Short problem> Write out the material exactly, with the pictures left out.

Available records>
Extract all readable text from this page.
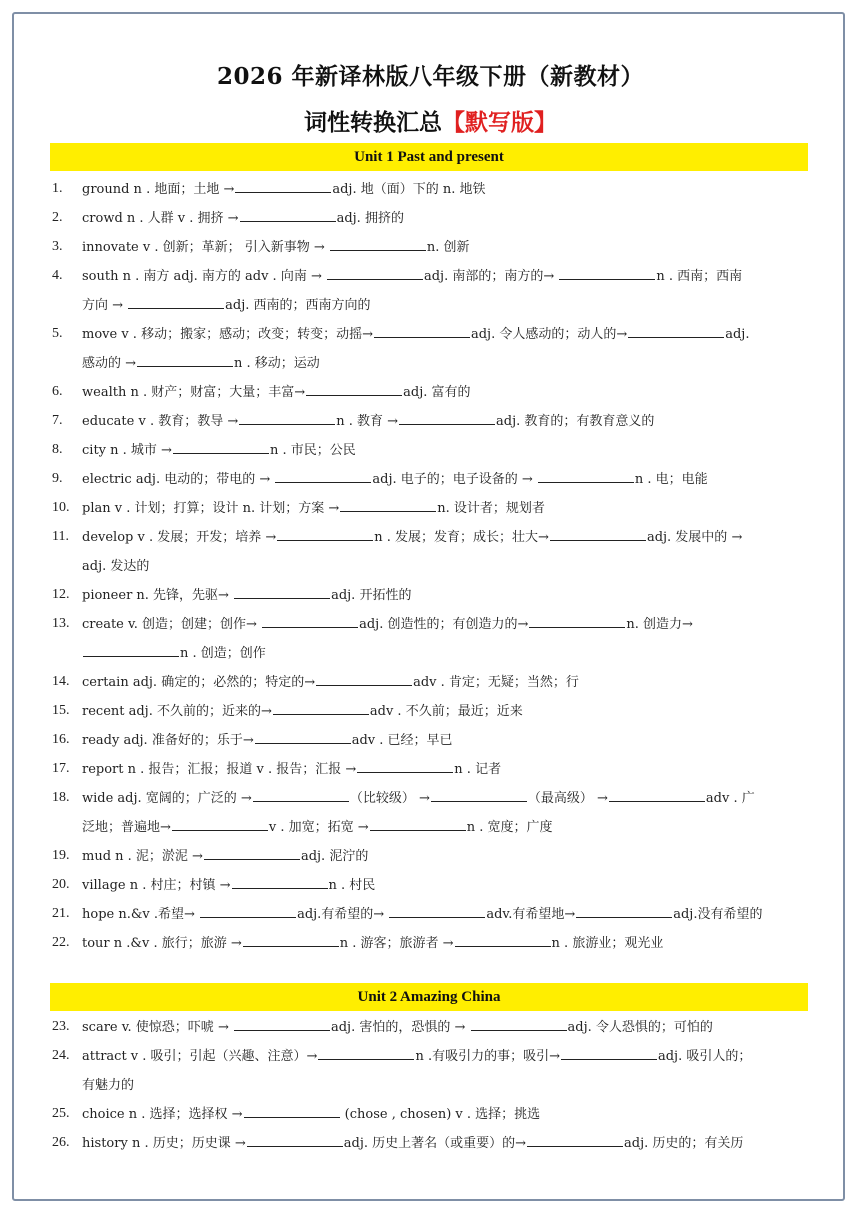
2026 年新译林版八年级下册（新教材）
词性转换汇总【默写版】
Unit 1 Past and present
1.	ground n . 地面；土地 →	adj. 地（面）下的 n. 地铁
2.	crowd n . 人群 v . 拥挤 →	adj. 拥挤的
3.	innovate v . 创新；革新； 引入新事物 →	n. 创新
4.	south n . 南方 adj. 南方的 adv . 向南 →	adj. 南部的；南方的→	n . 西南；西南
方向 →	adj. 西南的；西南方向的
5.	move v . 移动；搬家；感动；改变；转变；动摇→	adj. 令人感动的；动人的→	adj.
感动的 →	n . 移动；运动
6.	wealth n . 财产；财富；大量；丰富→	adj. 富有的
7.	educate v . 教育；教导 →	n . 教育 →	adj. 教育的；有教育意义的
8.	city n . 城市 →	n . 市民；公民
9.	electric adj. 电动的；带电的 →	adj. 电子的；电子设备的 →	n . 电；电能
10. plan v . 计划；打算；设计 n. 计划；方案 →	n. 设计者；规划者
11.	develop v . 发展；开发；培养 →	n . 发展；发育；成长；壮大→	adj. 发展中的 →
adj. 发达的
12. pioneer n. 先锋，先驱→	adj. 开拓性的
13. create v. 创造；创建；创作→	adj. 创造性的；有创造力的→	n. 创造力→
n . 创造；创作
14. certain adj. 确定的；必然的；特定的→	adv . 肯定；无疑；当然；行
15. recent adj. 不久前的；近来的→	adv . 不久前；最近；近来
16. ready adj. 准备好的；乐于→	adv . 已经；早已
17. report n . 报告；汇报；报道 v . 报告；汇报 →	n . 记者
18. wide adj. 宽阔的；广泛的 →	（比较级） →	（最高级） →	adv . 广
泛地；普遍地→	v . 加宽；拓宽 →	n . 宽度；广度
19. mud n . 泥；淤泥 →	adj. 泥泞的
20. village n . 村庄；村镇 →	n . 村民
21. hope n.&v .希望→	adj.有希望的→	adv.有希望地→	adj.没有希望的
22. tour n .&v . 旅行；旅游 →	n . 游客；旅游者 →	n . 旅游业；观光业
Unit 2 Amazing China
23. scare v. 使惊恐；吓唬 →	adj. 害怕的，恐惧的 →	adj. 令人恐惧的；可怕的
24. attract v . 吸引；引起（兴趣、注意）→	n .有吸引力的事；吸引→	adj. 吸引人的；
有魅力的
25. choice n . 选择；选择权 →	(chose , chosen) v . 选择；挑选
26. history n . 历史；历史课 →	adj. 历史上著名（或重要）的→	adj. 历史的；有关历
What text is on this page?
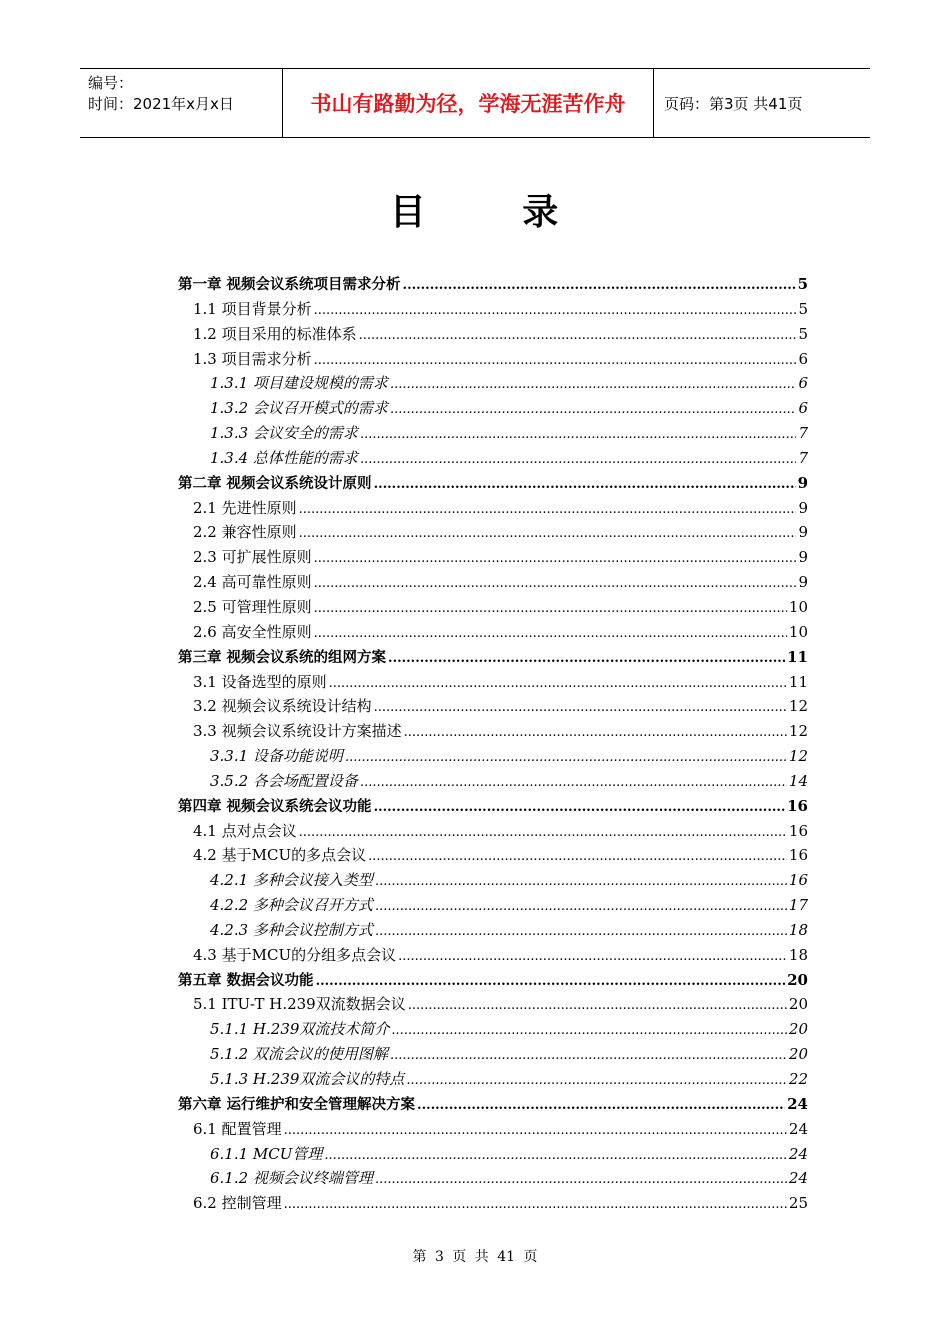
编号：
时间：2021年x月x日	书山有路勤为径，学海无涯苦作舟	页码：第3页 共41页
目 录
第一章 视频会议系统项目需求分析 .....	5
1.1 项目背景分析 .....	5
1.2 项目采用的标准体系 .....	5
1.3 项目需求分析 .....	6
1.3.1 项目建设规模的需求 .....	6
1.3.2 会议召开模式的需求 .....	6
1.3.3 会议安全的需求 .....	7
1.3.4 总体性能的需求 .....	7
第二章 视频会议系统设计原则 .....	9
2.1 先进性原则 .....	9
2.2 兼容性原则 .....	9
2.3 可扩展性原则 .....	9
2.4 高可靠性原则 .....	9
2.5 可管理性原则 .....	10
2.6 高安全性原则 .....	10
第三章 视频会议系统的组网方案 .....	11
3.1 设备选型的原则 .....	11
3.2 视频会议系统设计结构 .....	12
3.3 视频会议系统设计方案描述 .....	12
3.3.1 设备功能说明 .....	12
3.5.2 各会场配置设备 .....	14
第四章 视频会议系统会议功能 .....	16
4.1 点对点会议 .....	16
4.2 基于MCU的多点会议 .....	16
4.2.1 多种会议接入类型 .....	16
4.2.2 多种会议召开方式 .....	17
4.2.3 多种会议控制方式 .....	18
4.3 基于MCU的分组多点会议 .....	18
第五章 数据会议功能 .....	20
5.1 ITU-T H.239双流数据会议 .....	20
5.1.1 H.239双流技术简介 .....	20
5.1.2 双流会议的使用图解 .....	20
5.1.3 H.239双流会议的特点 .....	22
第六章 运行维护和安全管理解决方案 .....	24
6.1 配置管理 .....	24
6.1.1 MCU管理 .....	24
6.1.2 视频会议终端管理 .....	24
6.2 控制管理 .....	25
第 3 页 共 41 页
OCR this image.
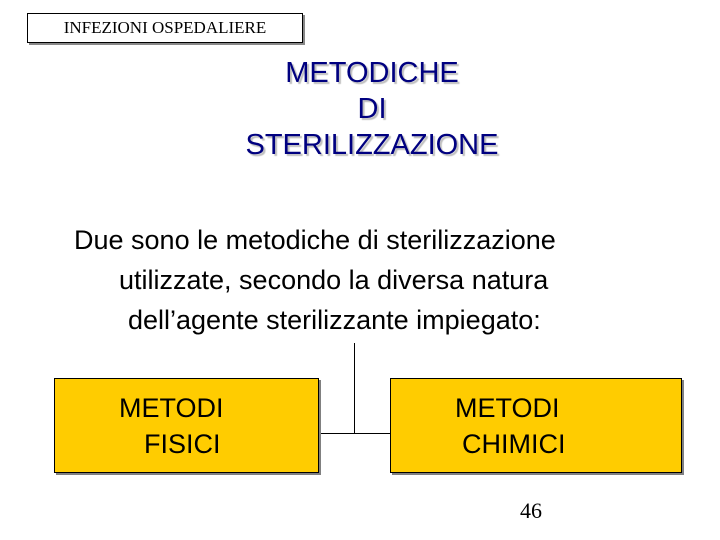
INFEZIONI OSPEDALIERE
METODICHE
DI
STERILIZZAZIONE
Due sono le metodiche di sterilizzazione
utilizzate, secondo la diversa natura
dell’agente sterilizzante impiegato:
METODI
FISICI
METODI
CHIMICI
46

Solution for this exercise>
Extract all readable text from this page.
2026 年新译林版八年级下册（新教材）
词性转换汇总【默写版】
Unit 1 Past and present
1.	ground n . 地面；土地 →	adj. 地（面）下的 n. 地铁
2.	crowd n . 人群 v . 拥挤 →	adj. 拥挤的
3.	innovate v . 创新；革新； 引入新事物 →	n. 创新
4.	south n . 南方 adj. 南方的 adv . 向南 →	adj. 南部的；南方的→	n . 西南；西南
方向 →	adj. 西南的；西南方向的
5.	move v . 移动；搬家；感动；改变；转变；动摇→	adj. 令人感动的；动人的→	adj.
感动的 →	n . 移动；运动
6.	wealth n . 财产；财富；大量；丰富→	adj. 富有的
7.	educate v . 教育；教导 →	n . 教育 →	adj. 教育的；有教育意义的
8.	city n . 城市 →	n . 市民；公民
9.	electric adj. 电动的；带电的 →	adj. 电子的；电子设备的 →	n . 电；电能
10. plan v . 计划；打算；设计 n. 计划；方案 →	n. 设计者；规划者
11.	develop v . 发展；开发；培养 →	n . 发展；发育；成长；壮大→	adj. 发展中的 →
adj. 发达的
12. pioneer n. 先锋，先驱→	adj. 开拓性的
13. create v. 创造；创建；创作→	adj. 创造性的；有创造力的→	n. 创造力→
n . 创造；创作
14. certain adj. 确定的；必然的；特定的→	adv . 肯定；无疑；当然；行
15. recent adj. 不久前的；近来的→	adv . 不久前；最近；近来
16. ready adj. 准备好的；乐于→	adv . 已经；早已
17. report n . 报告；汇报；报道 v . 报告；汇报 →	n . 记者
18. wide adj. 宽阔的；广泛的 →	（比较级） →	（最高级） →	adv . 广
泛地；普遍地→	v . 加宽；拓宽 →	n . 宽度；广度
19. mud n . 泥；淤泥 →	adj. 泥泞的
20. village n . 村庄；村镇 →	n . 村民
21. hope n.&v .希望→	adj.有希望的→	adv.有希望地→	adj.没有希望的
22. tour n .&v . 旅行；旅游 →	n . 游客；旅游者 →	n . 旅游业；观光业
Unit 2 Amazing China
23. scare v. 使惊恐；吓唬 →	adj. 害怕的，恐惧的 →	adj. 令人恐惧的；可怕的
24. attract v . 吸引；引起（兴趣、注意）→	n .有吸引力的事；吸引→	adj. 吸引人的；
有魅力的
25. choice n . 选择；选择权 →	(chose , chosen) v . 选择；挑选
26. history n . 历史；历史课 →	adj. 历史上著名（或重要）的→	adj. 历史的；有关历
What text is on this page?
编号：
时间：2021年x月x日	书山有路勤为径，学海无涯苦作舟	页码：第3页 共41页
目 录
第一章 视频会议系统项目需求分析 .....	5
1.1 项目背景分析 .....	5
1.2 项目采用的标准体系 .....	5
1.3 项目需求分析 .....	6
1.3.1 项目建设规模的需求 .....	6
1.3.2 会议召开模式的需求 .....	6
1.3.3 会议安全的需求 .....	7
1.3.4 总体性能的需求 .....	7
第二章 视频会议系统设计原则 .....	9
2.1 先进性原则 .....	9
2.2 兼容性原则 .....	9
2.3 可扩展性原则 .....	9
2.4 高可靠性原则 .....	9
2.5 可管理性原则 .....	10
2.6 高安全性原则 .....	10
第三章 视频会议系统的组网方案 .....	11
3.1 设备选型的原则 .....	11
3.2 视频会议系统设计结构 .....	12
3.3 视频会议系统设计方案描述 .....	12
3.3.1 设备功能说明 .....	12
3.5.2 各会场配置设备 .....	14
第四章 视频会议系统会议功能 .....	16
4.1 点对点会议 .....	16
4.2 基于MCU的多点会议 .....	16
4.2.1 多种会议接入类型 .....	16
4.2.2 多种会议召开方式 .....	17
4.2.3 多种会议控制方式 .....	18
4.3 基于MCU的分组多点会议 .....	18
第五章 数据会议功能 .....	20
5.1 ITU-T H.239双流数据会议 .....	20
5.1.1 H.239双流技术简介 .....	20
5.1.2 双流会议的使用图解 .....	20
5.1.3 H.239双流会议的特点 .....	22
第六章 运行维护和安全管理解决方案 .....	24
6.1 配置管理 .....	24
6.1.1 MCU管理 .....	24
6.1.2 视频会议终端管理 .....	24
6.2 控制管理 .....	25
第 3 页 共 41 页
OCR this image.
INFEZIONI OSPEDALIERE
METODICHE
DI
STERILIZZAZIONE
Due sono le metodiche di sterilizzazione
utilizzate, secondo la diversa natura
dell’agente sterilizzante impiegato:
METODI
FISICI
METODI
CHIMICI
46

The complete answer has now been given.